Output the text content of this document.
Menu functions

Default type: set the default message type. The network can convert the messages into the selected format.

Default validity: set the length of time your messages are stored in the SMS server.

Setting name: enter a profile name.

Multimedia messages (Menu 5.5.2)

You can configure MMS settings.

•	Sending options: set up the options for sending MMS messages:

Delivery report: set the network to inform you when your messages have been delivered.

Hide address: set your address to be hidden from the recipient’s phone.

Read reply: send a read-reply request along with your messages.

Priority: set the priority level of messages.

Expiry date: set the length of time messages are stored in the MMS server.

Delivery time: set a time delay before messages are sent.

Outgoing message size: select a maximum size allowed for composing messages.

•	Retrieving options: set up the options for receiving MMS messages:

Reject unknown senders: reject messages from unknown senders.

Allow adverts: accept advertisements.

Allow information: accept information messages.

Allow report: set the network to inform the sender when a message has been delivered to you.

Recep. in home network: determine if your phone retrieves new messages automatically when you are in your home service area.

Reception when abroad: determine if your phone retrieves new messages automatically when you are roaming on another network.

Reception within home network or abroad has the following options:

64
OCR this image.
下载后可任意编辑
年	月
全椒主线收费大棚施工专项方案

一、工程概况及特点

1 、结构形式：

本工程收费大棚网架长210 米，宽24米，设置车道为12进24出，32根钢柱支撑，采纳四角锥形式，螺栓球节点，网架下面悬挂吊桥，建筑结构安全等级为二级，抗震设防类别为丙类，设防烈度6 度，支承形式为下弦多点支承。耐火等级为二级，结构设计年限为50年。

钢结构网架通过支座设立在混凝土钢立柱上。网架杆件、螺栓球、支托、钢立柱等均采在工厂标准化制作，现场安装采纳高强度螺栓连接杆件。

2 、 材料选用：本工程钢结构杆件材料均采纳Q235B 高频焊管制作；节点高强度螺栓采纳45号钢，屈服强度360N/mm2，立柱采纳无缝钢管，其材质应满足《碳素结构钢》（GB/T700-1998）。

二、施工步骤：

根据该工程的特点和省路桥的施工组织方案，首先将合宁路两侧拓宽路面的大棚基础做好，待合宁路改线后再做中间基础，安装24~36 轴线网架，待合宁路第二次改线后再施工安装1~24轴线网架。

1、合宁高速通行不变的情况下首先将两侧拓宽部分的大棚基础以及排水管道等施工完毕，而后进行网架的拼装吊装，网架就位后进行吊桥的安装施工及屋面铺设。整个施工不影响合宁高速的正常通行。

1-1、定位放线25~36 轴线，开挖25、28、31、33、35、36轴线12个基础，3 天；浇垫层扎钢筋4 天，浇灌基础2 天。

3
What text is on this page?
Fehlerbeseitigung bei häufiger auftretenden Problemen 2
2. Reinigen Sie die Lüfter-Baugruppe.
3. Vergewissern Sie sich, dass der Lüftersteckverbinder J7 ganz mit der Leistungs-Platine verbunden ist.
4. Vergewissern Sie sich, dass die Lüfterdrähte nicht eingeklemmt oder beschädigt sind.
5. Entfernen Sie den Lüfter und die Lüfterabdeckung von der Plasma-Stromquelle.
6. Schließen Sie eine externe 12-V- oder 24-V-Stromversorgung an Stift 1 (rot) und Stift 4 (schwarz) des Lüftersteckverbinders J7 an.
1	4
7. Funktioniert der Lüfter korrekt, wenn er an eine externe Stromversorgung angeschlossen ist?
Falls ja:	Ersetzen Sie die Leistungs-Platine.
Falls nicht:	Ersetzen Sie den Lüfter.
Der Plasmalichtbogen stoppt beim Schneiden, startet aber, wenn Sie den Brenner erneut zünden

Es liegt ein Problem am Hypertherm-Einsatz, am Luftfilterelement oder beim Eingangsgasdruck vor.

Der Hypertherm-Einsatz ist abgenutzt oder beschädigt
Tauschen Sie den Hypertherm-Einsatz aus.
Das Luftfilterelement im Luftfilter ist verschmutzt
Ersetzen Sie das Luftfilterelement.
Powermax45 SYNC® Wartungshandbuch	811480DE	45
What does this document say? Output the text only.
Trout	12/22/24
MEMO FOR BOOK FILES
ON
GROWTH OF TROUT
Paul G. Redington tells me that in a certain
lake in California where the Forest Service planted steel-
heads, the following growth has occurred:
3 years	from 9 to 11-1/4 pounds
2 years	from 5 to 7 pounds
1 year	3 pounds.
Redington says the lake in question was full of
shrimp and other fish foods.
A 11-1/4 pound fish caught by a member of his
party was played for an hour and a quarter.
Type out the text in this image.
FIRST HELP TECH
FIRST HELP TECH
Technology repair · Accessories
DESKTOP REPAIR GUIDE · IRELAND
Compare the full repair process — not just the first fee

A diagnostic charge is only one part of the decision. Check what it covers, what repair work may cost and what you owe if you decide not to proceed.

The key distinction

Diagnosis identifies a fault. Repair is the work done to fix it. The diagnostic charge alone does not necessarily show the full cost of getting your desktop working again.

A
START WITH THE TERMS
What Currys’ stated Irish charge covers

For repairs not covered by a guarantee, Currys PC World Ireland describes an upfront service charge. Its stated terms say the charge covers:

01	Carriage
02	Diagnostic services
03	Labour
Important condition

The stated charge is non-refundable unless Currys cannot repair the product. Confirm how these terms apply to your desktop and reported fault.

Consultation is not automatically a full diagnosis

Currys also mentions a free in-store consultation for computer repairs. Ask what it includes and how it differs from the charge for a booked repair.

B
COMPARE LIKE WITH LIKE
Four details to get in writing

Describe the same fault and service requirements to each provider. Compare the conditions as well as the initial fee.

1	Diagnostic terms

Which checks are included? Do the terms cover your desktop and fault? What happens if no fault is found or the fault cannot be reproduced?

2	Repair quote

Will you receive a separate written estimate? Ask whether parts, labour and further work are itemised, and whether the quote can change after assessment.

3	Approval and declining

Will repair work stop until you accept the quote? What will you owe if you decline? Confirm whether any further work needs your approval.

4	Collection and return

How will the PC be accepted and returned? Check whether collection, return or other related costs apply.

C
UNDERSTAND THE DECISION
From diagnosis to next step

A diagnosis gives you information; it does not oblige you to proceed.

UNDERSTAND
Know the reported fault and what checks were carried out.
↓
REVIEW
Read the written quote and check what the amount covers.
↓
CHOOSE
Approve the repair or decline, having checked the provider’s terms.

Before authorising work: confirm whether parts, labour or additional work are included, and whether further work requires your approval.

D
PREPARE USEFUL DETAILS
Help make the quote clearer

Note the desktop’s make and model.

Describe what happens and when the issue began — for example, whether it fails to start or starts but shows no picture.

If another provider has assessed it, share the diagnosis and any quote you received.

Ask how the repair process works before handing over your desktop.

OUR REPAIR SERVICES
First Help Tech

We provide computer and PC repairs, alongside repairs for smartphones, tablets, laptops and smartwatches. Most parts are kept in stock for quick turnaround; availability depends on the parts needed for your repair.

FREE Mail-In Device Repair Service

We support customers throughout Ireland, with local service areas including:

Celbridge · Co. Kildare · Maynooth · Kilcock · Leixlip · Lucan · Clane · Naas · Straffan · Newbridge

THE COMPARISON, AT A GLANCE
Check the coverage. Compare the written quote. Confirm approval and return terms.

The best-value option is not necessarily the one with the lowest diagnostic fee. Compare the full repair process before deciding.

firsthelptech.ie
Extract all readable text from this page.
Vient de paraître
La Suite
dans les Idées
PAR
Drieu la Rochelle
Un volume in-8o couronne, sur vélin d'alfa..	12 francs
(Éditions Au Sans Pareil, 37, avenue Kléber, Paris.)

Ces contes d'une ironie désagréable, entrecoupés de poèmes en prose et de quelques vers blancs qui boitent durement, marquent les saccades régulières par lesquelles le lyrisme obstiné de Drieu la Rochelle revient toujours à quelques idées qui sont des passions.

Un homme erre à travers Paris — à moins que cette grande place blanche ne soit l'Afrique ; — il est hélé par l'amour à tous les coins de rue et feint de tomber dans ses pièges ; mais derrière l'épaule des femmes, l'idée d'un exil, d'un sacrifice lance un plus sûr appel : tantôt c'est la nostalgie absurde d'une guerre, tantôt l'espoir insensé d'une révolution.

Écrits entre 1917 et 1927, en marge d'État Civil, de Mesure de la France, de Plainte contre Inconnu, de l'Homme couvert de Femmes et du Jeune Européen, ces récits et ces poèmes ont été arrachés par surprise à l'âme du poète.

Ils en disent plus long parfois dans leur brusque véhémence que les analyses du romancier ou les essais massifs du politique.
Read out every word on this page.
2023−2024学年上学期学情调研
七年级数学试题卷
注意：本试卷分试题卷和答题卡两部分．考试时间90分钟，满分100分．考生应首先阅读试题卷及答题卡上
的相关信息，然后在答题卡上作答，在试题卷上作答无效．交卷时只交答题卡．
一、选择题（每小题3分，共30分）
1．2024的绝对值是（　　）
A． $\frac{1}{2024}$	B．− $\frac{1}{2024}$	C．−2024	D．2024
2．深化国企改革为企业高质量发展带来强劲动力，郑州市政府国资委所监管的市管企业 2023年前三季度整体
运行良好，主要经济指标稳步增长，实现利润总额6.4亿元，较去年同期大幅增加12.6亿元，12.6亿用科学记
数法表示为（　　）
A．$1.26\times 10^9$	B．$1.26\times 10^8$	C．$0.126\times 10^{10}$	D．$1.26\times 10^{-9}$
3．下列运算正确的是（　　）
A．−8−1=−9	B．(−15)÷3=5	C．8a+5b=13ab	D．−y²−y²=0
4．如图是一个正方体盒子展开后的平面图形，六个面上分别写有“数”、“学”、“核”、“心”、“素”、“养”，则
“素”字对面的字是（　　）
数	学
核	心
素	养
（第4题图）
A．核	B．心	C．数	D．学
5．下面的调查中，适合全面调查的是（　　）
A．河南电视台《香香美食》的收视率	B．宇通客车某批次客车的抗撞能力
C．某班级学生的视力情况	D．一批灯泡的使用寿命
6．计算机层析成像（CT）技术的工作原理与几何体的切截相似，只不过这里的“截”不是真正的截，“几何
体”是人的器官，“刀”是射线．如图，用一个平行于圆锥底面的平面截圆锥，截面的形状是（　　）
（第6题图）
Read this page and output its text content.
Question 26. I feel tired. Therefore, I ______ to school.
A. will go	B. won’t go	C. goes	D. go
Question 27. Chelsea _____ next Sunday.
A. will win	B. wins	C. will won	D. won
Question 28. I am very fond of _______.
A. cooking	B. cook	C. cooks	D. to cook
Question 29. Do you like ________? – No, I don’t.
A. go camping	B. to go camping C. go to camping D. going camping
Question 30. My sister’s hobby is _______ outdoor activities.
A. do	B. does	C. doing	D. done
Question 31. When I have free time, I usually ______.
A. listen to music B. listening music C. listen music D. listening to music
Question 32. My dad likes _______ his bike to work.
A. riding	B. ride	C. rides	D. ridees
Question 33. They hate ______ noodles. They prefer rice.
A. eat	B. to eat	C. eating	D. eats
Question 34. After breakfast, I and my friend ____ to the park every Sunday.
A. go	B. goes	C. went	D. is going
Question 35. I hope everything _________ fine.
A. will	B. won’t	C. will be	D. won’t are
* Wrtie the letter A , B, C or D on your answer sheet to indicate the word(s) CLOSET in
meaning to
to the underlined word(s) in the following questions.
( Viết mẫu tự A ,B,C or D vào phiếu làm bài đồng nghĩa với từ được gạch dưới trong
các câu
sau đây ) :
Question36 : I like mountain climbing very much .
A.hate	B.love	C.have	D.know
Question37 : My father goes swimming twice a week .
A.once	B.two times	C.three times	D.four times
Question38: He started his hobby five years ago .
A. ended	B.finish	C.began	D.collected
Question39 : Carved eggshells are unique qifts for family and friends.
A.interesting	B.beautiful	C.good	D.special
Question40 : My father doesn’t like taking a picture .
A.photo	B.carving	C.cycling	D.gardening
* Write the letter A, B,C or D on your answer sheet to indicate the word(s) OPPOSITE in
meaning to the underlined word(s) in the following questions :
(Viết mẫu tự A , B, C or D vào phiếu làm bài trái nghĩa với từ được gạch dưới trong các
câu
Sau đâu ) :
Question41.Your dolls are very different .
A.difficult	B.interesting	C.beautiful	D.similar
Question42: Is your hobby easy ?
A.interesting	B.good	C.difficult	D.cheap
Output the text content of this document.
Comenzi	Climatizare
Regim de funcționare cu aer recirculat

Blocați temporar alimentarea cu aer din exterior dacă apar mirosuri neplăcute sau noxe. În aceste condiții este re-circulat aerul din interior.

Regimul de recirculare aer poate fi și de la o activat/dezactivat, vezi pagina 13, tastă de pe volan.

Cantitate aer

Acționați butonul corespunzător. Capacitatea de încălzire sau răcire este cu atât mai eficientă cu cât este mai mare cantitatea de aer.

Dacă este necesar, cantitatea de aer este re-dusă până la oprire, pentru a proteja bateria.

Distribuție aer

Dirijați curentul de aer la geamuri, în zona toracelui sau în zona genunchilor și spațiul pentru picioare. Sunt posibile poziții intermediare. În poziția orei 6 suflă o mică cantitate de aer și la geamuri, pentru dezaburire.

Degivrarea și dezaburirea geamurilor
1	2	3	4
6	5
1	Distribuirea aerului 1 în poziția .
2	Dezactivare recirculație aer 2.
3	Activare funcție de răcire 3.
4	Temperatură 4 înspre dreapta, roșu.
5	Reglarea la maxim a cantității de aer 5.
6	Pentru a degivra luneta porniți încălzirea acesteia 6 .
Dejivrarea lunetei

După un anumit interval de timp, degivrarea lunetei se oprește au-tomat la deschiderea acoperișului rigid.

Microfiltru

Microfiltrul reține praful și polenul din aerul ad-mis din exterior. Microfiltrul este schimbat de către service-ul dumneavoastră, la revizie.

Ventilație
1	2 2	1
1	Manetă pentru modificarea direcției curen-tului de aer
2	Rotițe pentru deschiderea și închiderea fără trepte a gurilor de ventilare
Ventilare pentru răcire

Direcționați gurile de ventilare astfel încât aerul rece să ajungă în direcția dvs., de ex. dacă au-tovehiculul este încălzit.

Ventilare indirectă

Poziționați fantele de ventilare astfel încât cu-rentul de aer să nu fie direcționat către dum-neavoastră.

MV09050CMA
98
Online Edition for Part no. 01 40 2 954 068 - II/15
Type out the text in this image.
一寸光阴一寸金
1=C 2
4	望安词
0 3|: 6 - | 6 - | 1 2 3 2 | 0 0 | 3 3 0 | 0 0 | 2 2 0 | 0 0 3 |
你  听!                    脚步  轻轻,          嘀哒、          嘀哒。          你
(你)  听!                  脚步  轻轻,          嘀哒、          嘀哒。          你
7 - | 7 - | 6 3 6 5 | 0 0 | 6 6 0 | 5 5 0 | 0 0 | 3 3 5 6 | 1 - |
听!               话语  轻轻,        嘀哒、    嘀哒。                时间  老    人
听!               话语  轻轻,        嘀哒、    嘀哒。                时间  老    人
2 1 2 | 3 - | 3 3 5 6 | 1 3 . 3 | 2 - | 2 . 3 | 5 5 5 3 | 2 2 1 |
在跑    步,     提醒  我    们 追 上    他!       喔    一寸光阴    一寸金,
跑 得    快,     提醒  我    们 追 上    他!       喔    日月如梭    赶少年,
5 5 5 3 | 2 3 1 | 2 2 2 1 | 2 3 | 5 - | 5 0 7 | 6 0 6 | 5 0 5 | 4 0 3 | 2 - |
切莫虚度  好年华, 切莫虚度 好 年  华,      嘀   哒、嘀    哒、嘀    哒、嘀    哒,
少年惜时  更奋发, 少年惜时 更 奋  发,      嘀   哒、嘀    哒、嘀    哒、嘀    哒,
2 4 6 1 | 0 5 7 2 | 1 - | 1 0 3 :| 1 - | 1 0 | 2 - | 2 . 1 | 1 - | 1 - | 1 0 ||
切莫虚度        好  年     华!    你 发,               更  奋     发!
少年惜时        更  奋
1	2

- Aim of the task: Search the data for "word". Copy every line that has it.

- Reply:
Read out every word on this page.
* Wrtie the letter A , B, C or D on your answer sheet to indicate the word(s) CLOSET in
to the underlined word(s) in the following questions.
* Write the letter A, B,C or D on your answer sheet to indicate the word(s) OPPOSITE in
meaning to the underlined word(s) in the following questions :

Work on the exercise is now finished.